## OBJECTIVE
Using the data below, gather each line that includes the word "вымирание".

[Data records]
-- -- --

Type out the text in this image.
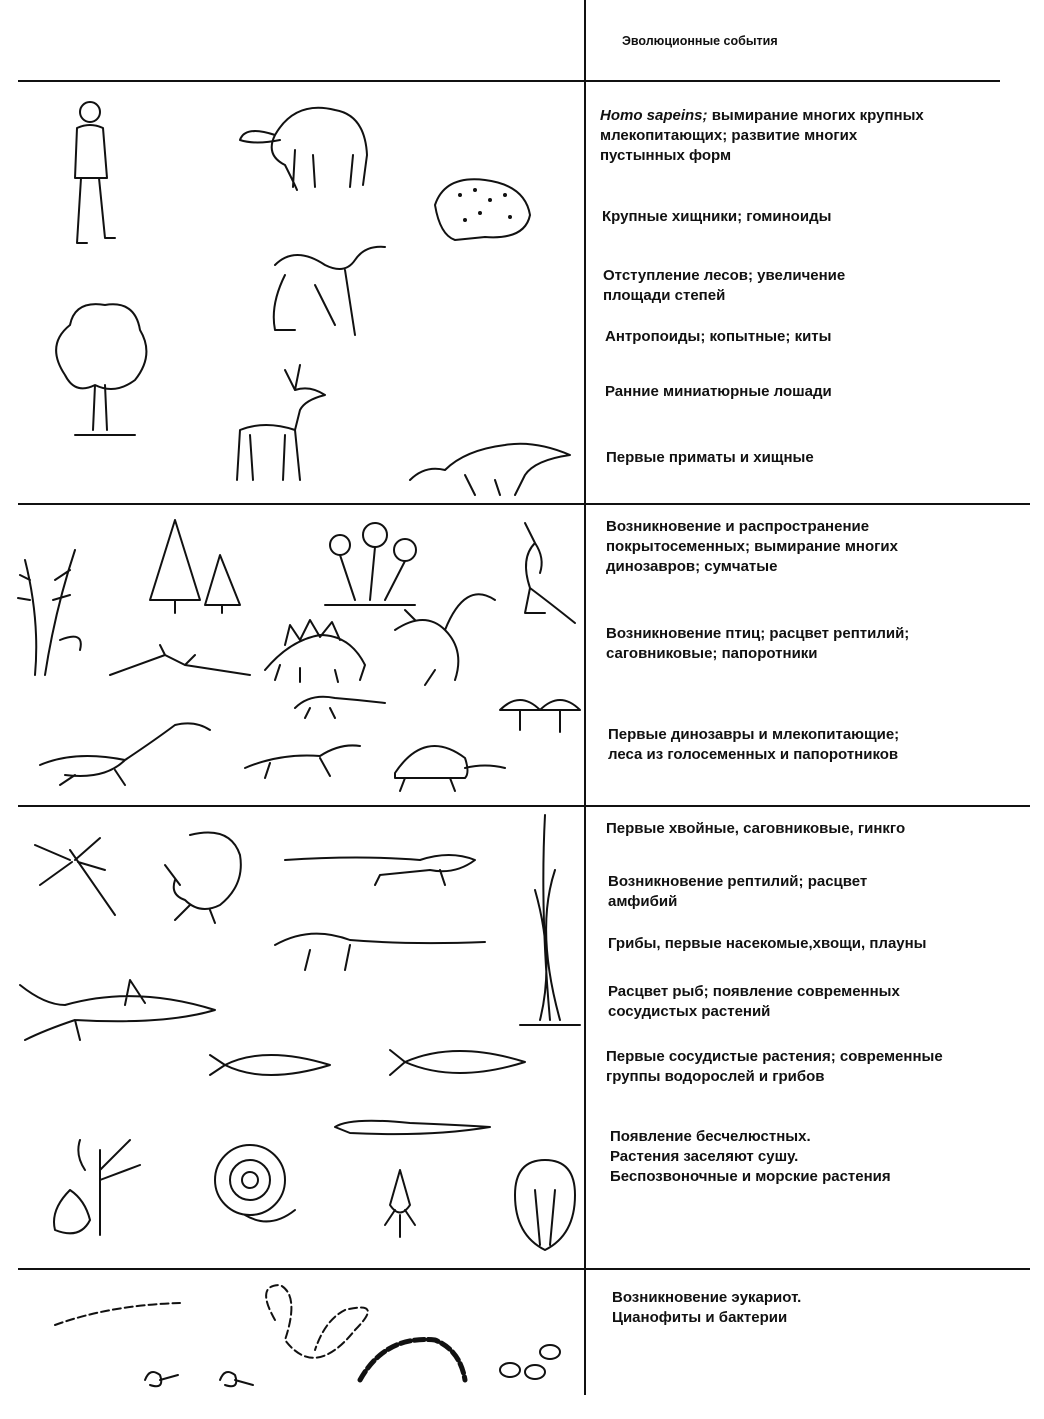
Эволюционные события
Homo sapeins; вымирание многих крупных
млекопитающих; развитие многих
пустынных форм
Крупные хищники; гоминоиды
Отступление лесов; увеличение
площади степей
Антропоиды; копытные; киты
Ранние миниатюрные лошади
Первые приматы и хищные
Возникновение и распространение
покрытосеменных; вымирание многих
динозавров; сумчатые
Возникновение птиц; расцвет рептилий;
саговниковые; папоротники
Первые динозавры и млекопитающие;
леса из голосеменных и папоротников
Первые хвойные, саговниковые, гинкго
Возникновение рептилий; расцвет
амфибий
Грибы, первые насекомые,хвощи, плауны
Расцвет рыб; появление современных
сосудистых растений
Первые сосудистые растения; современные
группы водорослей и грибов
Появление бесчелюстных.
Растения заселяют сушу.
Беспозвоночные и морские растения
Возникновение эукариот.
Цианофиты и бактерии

-- -- --

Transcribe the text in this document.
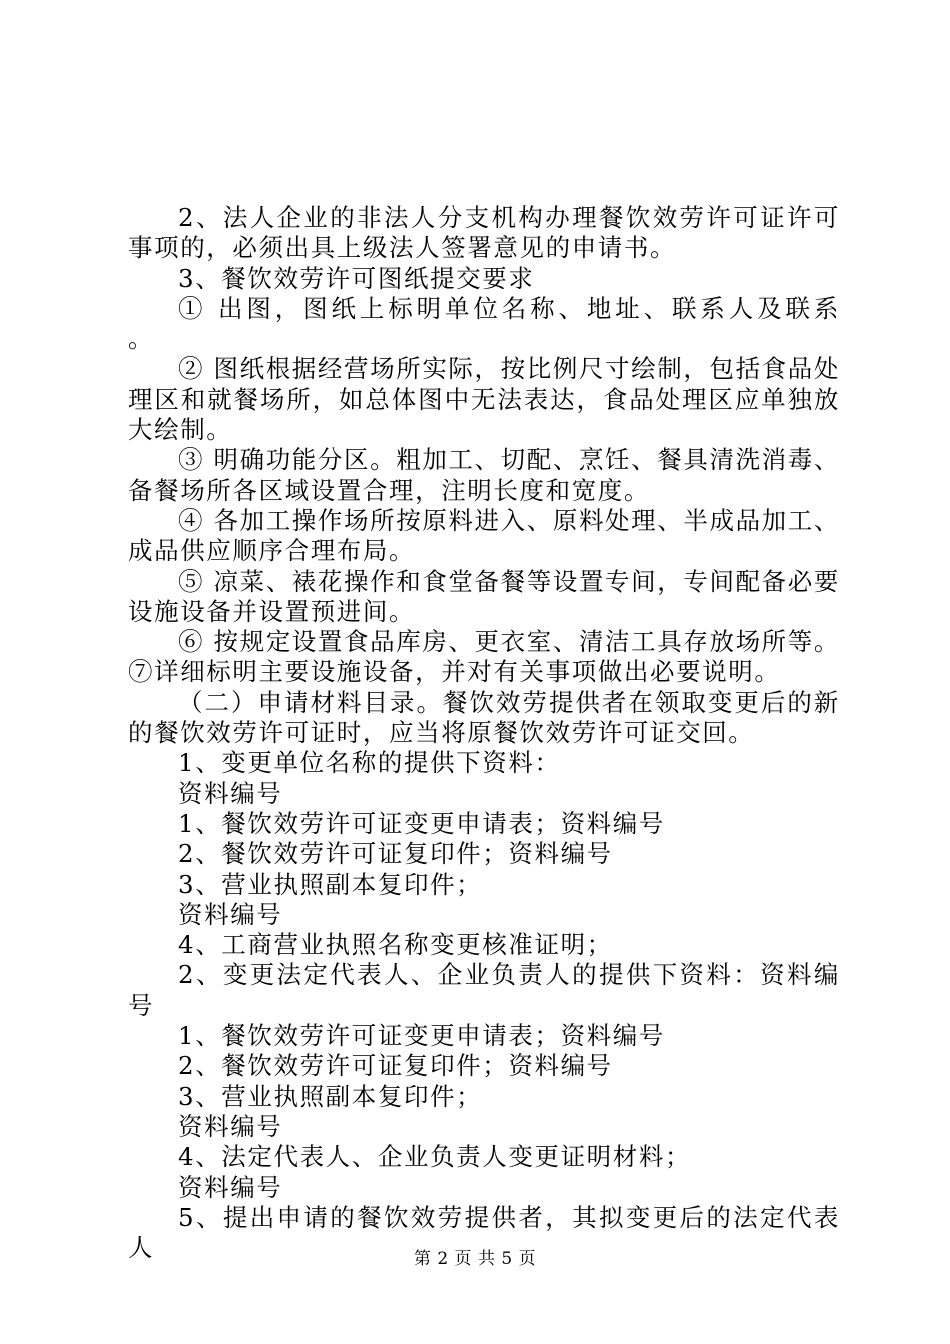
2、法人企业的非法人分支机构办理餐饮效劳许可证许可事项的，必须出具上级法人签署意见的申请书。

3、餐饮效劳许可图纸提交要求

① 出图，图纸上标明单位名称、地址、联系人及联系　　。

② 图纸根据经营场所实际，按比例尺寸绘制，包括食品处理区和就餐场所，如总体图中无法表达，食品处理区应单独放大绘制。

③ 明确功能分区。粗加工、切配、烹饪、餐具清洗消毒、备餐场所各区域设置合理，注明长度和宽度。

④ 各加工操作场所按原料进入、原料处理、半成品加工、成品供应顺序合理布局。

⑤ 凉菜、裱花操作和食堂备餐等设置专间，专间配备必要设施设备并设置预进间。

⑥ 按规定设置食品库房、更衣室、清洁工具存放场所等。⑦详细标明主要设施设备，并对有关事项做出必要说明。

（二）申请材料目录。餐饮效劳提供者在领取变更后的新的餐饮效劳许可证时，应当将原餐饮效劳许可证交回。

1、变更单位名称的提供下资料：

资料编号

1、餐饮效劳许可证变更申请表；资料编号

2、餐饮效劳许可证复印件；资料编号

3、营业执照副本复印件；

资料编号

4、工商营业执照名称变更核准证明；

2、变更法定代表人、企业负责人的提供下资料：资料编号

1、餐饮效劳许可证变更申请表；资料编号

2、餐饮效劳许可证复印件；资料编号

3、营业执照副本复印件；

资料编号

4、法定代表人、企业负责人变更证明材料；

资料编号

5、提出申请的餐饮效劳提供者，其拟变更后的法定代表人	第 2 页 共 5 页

-- -- --

## THE RESULT
Homo sapeins; вымирание многих крупных
покрытосеменных; вымирание многих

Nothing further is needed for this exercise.